# WRITTEN REQUEST
Find every line in the records below that holds the word "What", and copy it out.

# EXERCISE MATERIALS
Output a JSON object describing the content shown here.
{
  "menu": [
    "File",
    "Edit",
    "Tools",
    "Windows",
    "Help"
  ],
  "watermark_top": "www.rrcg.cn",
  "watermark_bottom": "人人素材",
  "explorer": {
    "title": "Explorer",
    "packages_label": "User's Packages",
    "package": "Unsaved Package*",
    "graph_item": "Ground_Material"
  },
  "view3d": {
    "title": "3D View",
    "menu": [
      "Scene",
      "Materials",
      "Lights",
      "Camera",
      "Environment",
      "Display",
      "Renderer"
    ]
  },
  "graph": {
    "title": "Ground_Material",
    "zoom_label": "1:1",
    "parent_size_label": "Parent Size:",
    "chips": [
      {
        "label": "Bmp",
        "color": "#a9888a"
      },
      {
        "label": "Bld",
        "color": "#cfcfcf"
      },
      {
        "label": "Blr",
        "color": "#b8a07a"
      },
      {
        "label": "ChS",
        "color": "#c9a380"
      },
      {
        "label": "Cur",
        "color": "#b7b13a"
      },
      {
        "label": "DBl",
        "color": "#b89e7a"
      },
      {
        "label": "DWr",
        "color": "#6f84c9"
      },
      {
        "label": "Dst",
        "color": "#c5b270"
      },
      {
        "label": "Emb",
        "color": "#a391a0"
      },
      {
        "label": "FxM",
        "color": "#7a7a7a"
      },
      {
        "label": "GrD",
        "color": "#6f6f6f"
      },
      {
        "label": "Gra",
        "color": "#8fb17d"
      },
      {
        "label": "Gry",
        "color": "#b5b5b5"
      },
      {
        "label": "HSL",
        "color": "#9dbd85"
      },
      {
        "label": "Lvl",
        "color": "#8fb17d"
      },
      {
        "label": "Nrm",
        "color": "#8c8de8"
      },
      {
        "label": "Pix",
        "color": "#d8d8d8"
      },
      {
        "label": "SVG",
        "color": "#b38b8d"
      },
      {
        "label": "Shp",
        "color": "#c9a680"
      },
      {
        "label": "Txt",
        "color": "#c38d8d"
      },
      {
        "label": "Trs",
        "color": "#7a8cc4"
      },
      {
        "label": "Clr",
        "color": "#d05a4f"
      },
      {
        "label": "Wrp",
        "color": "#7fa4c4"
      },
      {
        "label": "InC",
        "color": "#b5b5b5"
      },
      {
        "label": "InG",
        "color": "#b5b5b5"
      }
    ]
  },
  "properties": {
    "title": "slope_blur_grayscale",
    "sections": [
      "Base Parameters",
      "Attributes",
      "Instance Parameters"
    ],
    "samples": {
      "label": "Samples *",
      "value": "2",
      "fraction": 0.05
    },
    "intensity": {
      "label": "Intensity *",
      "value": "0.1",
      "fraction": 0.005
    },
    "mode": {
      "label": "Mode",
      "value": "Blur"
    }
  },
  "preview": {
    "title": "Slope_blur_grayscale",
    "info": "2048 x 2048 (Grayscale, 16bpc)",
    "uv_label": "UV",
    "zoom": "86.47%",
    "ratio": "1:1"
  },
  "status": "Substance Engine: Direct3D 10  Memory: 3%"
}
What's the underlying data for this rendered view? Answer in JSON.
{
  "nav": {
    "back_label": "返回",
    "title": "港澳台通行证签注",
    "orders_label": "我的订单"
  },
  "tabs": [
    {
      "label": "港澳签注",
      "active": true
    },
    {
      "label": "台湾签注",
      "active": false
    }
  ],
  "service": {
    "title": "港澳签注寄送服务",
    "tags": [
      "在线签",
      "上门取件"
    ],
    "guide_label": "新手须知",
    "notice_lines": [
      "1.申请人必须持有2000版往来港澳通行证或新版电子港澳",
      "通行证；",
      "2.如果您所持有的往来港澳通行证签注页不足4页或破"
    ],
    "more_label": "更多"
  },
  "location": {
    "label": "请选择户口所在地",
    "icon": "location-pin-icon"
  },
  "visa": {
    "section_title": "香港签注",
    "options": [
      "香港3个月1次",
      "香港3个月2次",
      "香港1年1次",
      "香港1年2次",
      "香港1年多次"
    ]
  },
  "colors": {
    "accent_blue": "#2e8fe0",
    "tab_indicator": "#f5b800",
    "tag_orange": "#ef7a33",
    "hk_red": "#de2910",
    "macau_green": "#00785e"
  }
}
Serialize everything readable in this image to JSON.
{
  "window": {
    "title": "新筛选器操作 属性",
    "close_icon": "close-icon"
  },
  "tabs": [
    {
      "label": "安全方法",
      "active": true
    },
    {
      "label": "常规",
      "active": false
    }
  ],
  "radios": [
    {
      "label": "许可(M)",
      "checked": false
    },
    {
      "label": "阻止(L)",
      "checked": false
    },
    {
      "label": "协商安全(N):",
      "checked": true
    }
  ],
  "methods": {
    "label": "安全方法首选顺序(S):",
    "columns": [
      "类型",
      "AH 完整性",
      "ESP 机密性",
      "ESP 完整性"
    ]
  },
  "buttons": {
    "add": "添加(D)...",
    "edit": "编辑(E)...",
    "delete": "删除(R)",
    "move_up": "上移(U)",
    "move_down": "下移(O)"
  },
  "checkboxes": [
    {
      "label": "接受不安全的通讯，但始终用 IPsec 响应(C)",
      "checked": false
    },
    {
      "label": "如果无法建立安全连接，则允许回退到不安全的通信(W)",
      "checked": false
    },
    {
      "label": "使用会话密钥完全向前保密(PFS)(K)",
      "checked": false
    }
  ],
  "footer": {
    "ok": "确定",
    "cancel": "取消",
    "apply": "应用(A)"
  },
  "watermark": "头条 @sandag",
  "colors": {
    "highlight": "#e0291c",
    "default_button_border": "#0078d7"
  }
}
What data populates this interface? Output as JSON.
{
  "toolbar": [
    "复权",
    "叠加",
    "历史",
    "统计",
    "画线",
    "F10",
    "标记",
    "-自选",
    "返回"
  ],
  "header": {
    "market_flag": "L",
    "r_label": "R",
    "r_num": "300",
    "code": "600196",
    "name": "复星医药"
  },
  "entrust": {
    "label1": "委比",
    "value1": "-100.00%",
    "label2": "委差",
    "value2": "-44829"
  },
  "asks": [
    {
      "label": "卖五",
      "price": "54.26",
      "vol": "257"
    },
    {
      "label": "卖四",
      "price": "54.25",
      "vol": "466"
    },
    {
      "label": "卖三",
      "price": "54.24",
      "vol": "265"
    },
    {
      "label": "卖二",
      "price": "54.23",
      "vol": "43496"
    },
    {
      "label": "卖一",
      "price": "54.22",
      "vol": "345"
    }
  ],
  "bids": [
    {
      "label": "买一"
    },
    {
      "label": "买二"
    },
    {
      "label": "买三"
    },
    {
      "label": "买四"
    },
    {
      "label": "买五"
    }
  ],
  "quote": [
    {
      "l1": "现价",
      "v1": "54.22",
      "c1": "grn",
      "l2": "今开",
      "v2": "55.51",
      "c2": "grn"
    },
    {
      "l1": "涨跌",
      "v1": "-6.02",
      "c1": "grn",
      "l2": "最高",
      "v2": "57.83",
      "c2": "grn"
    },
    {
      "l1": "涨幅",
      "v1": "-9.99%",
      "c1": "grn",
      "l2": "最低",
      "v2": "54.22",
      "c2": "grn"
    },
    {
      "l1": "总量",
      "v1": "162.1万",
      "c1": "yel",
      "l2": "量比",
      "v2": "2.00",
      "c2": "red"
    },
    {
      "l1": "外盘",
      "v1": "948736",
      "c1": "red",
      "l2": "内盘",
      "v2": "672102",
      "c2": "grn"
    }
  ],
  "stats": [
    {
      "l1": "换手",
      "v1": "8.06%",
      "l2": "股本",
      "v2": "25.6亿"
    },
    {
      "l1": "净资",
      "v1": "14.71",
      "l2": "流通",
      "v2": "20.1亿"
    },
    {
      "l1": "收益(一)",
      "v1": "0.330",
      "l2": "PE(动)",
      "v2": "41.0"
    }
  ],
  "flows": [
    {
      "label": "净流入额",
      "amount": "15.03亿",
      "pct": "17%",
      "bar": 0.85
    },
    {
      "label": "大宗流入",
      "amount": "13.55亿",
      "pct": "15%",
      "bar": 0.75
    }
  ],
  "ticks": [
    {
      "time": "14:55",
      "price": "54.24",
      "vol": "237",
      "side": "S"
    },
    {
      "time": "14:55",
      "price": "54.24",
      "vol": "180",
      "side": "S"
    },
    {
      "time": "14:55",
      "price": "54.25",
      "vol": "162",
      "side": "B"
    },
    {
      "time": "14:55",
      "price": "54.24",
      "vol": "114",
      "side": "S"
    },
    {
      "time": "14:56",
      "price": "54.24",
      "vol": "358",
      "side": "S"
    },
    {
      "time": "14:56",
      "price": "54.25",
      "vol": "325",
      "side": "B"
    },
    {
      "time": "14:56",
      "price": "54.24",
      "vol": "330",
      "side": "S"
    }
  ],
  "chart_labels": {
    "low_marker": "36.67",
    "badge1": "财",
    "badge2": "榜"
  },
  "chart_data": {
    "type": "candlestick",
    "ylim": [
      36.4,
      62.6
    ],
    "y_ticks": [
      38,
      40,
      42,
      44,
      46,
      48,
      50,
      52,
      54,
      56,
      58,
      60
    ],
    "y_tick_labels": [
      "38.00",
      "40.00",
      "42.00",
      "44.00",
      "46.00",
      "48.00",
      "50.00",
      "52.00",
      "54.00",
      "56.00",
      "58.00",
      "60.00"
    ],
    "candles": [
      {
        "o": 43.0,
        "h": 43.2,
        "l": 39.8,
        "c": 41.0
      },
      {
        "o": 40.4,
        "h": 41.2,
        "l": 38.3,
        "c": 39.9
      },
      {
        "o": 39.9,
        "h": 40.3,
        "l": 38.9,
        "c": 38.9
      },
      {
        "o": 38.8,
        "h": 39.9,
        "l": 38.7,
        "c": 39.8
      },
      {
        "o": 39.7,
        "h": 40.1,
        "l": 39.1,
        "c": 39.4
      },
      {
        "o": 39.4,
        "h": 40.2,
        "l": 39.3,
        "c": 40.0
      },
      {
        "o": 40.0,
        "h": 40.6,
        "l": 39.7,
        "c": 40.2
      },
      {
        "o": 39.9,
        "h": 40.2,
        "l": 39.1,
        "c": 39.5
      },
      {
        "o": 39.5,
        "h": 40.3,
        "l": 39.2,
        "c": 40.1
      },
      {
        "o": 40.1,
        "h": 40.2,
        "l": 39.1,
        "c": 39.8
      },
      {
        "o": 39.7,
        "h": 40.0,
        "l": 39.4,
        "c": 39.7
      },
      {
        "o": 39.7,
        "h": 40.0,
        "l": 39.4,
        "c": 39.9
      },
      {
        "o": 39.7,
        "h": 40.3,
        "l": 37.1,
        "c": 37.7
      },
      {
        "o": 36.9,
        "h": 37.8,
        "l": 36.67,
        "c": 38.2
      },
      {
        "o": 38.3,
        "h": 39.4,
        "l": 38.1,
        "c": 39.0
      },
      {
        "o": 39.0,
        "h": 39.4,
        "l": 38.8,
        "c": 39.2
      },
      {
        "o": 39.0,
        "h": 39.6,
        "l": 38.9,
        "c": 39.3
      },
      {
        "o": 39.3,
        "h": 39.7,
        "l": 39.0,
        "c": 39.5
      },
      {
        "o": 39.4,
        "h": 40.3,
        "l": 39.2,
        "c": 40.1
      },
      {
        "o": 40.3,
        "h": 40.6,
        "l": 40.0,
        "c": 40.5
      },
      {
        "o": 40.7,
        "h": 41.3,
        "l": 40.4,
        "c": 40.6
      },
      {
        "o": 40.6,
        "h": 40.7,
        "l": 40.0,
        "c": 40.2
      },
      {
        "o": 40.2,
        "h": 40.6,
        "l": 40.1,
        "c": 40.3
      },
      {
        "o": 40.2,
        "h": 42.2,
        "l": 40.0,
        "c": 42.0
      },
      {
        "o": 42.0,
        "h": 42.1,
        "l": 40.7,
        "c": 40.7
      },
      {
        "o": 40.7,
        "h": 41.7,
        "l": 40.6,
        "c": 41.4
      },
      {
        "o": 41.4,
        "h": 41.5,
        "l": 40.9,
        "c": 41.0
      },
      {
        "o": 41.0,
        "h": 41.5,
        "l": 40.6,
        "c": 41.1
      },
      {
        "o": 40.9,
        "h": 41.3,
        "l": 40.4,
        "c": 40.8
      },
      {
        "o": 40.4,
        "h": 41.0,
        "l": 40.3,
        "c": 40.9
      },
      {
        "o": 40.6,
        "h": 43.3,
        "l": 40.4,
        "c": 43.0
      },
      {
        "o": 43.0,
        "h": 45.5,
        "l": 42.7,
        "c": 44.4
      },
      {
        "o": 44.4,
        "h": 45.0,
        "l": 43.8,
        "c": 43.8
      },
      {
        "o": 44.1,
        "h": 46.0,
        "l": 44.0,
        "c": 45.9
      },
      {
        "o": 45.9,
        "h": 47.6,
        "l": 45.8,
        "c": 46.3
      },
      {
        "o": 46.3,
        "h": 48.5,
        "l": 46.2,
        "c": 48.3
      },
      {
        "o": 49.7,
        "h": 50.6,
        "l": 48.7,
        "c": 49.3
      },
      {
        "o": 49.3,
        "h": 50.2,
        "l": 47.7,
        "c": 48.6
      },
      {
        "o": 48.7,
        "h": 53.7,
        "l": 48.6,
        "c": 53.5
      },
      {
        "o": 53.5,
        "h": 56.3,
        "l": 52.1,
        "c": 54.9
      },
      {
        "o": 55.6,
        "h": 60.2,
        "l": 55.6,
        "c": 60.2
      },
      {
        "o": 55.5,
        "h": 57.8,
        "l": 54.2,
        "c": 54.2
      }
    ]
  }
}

# FULL OUTPUT
What's the underlying data for this rendered view? Answer in JSON.
What data populates this interface? Output as JSON.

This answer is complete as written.